Stored items:
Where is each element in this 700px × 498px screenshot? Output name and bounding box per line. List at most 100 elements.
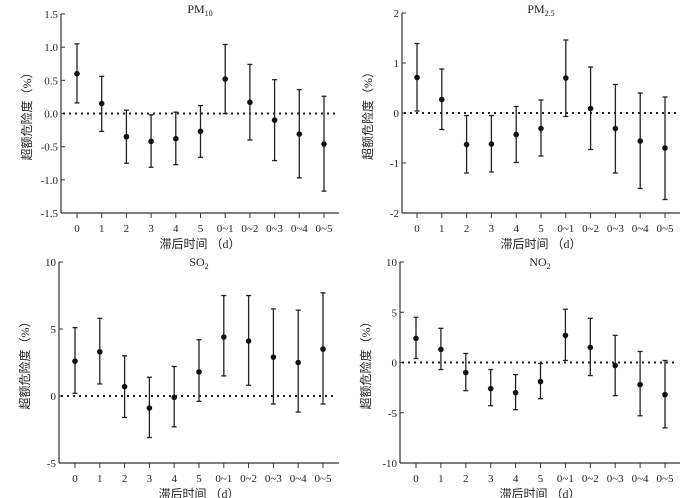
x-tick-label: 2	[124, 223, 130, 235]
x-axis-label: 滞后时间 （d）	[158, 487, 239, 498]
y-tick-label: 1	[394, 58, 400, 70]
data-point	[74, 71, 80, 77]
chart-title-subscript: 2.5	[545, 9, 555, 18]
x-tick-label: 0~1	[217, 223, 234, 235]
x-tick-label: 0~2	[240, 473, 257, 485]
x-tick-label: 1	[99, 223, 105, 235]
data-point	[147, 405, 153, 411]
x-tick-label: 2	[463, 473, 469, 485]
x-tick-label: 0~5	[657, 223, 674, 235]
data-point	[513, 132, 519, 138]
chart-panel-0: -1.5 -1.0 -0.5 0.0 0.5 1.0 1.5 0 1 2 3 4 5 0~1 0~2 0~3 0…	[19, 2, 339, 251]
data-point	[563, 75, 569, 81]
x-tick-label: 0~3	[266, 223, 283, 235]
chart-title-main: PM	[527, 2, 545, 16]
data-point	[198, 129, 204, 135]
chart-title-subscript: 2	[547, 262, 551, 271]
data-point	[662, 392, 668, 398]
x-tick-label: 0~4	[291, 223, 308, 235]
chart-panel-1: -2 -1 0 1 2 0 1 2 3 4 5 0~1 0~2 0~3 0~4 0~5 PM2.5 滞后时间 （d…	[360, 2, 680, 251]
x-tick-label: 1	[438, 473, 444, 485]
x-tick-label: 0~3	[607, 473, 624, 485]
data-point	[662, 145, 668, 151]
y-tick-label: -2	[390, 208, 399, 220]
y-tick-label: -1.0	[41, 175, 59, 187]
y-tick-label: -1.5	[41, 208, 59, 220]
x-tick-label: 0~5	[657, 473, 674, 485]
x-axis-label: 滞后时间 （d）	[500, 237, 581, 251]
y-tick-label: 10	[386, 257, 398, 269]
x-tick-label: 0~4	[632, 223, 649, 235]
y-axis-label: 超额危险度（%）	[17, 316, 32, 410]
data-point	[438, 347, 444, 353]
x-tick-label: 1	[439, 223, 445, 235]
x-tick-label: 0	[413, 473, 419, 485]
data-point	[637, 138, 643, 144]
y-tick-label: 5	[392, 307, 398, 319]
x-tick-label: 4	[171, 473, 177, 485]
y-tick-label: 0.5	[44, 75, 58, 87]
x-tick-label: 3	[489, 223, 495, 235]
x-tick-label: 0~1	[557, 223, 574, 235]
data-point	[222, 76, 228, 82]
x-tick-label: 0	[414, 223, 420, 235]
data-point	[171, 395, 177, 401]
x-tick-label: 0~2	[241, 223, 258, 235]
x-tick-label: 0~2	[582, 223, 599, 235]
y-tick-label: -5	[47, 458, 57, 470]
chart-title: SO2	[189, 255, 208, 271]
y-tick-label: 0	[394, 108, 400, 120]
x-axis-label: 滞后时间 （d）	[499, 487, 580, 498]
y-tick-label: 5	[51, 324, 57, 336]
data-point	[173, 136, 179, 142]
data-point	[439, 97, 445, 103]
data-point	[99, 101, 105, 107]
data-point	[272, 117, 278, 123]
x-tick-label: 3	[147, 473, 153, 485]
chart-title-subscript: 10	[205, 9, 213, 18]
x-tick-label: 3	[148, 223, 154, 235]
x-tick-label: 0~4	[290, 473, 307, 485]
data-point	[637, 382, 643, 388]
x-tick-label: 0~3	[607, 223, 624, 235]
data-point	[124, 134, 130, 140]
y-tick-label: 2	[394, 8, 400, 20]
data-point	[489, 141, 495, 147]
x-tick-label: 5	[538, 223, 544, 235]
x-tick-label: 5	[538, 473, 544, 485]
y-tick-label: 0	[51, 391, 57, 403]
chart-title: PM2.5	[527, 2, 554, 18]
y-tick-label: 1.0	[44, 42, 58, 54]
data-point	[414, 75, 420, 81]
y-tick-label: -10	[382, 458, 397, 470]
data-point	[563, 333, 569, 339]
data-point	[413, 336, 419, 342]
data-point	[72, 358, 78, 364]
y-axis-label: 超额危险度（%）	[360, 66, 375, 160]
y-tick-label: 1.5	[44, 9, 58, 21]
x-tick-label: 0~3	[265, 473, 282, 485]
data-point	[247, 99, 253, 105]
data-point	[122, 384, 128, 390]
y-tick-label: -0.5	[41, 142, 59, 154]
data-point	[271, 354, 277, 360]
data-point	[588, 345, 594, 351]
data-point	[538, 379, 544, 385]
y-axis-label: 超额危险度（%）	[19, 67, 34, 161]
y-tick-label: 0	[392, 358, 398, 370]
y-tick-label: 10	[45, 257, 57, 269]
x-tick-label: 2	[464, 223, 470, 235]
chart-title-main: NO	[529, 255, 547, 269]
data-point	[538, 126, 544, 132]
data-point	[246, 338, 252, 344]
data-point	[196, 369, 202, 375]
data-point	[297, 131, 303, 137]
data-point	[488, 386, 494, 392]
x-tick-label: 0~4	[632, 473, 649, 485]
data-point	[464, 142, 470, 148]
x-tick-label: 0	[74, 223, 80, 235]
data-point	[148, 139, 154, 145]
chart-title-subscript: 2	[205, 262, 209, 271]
==
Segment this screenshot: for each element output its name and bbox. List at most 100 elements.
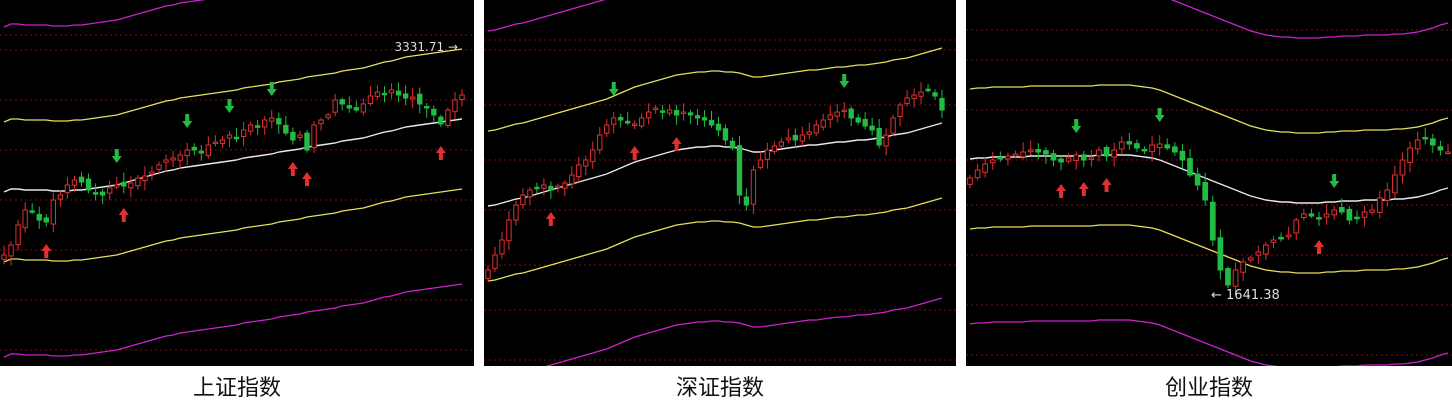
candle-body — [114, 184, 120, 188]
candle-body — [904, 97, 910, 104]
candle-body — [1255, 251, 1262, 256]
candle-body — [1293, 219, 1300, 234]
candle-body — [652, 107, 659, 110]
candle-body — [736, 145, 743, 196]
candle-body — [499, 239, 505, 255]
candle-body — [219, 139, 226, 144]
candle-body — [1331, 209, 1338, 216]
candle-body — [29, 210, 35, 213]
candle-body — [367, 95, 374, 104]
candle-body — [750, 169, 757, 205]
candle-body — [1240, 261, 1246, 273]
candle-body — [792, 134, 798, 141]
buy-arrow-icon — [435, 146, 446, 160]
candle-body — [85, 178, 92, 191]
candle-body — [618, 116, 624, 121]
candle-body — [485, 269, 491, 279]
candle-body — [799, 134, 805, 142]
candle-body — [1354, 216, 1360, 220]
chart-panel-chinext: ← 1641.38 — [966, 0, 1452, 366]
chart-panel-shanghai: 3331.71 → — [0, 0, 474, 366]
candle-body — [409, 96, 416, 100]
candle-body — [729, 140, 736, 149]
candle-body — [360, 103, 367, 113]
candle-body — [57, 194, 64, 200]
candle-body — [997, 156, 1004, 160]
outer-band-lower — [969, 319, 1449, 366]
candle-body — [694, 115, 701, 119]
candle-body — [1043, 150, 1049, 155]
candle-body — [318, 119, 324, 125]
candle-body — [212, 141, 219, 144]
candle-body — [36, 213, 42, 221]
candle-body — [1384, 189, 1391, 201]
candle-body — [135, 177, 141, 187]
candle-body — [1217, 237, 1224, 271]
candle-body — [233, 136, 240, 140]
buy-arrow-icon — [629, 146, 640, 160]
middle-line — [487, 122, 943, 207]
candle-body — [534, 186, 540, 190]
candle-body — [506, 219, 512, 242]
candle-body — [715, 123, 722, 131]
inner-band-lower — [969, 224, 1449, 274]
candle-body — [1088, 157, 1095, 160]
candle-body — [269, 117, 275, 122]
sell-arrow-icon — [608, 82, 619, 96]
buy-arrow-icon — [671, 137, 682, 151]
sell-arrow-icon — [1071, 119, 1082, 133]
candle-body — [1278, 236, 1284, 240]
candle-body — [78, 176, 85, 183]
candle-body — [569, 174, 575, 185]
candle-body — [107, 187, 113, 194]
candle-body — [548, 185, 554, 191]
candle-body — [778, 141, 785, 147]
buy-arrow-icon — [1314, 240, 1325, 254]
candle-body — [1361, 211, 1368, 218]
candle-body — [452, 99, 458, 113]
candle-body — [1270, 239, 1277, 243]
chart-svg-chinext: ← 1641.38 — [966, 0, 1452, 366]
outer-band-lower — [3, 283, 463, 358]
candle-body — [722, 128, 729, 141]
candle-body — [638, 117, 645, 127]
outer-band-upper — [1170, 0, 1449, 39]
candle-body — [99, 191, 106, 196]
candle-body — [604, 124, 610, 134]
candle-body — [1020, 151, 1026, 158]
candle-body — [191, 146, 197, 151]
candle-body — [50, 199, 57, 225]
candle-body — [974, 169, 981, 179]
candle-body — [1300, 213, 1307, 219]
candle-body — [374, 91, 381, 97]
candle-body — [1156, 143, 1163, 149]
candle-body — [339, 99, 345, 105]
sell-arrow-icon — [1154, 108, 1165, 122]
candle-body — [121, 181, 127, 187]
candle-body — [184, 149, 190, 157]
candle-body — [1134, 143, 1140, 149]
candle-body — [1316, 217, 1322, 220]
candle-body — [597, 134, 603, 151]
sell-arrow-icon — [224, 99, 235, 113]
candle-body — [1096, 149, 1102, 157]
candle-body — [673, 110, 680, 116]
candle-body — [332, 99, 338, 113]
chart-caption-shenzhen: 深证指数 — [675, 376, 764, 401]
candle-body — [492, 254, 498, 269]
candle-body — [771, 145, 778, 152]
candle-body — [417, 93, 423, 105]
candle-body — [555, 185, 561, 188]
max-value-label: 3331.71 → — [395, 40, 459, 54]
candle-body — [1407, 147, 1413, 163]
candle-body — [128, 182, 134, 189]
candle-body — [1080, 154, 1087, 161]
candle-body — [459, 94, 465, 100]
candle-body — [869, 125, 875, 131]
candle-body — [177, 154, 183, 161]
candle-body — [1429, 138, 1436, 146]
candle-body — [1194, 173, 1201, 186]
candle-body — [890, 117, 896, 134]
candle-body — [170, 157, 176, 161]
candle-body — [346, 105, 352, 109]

• Brief
Rename "x-tick-label" to "x-axis-tick" in the items between the lines holding "223, 130, 235]" and "223, 105, 235]", inclusive. Output only those lines, with everything else left as is.

• Solution below
x-axis-tick: 2	[124, 223, 130, 235]
x-axis-label: 滞后时间 （d）	[158, 487, 239, 498]
y-tick-label: 1	[394, 58, 400, 70]
data-point	[74, 71, 80, 77]
chart-title-subscript: 2.5	[545, 9, 555, 18]
x-axis-tick: 0~1	[217, 223, 234, 235]
x-axis-tick: 0~2	[240, 473, 257, 485]
x-axis-tick: 1	[99, 223, 105, 235]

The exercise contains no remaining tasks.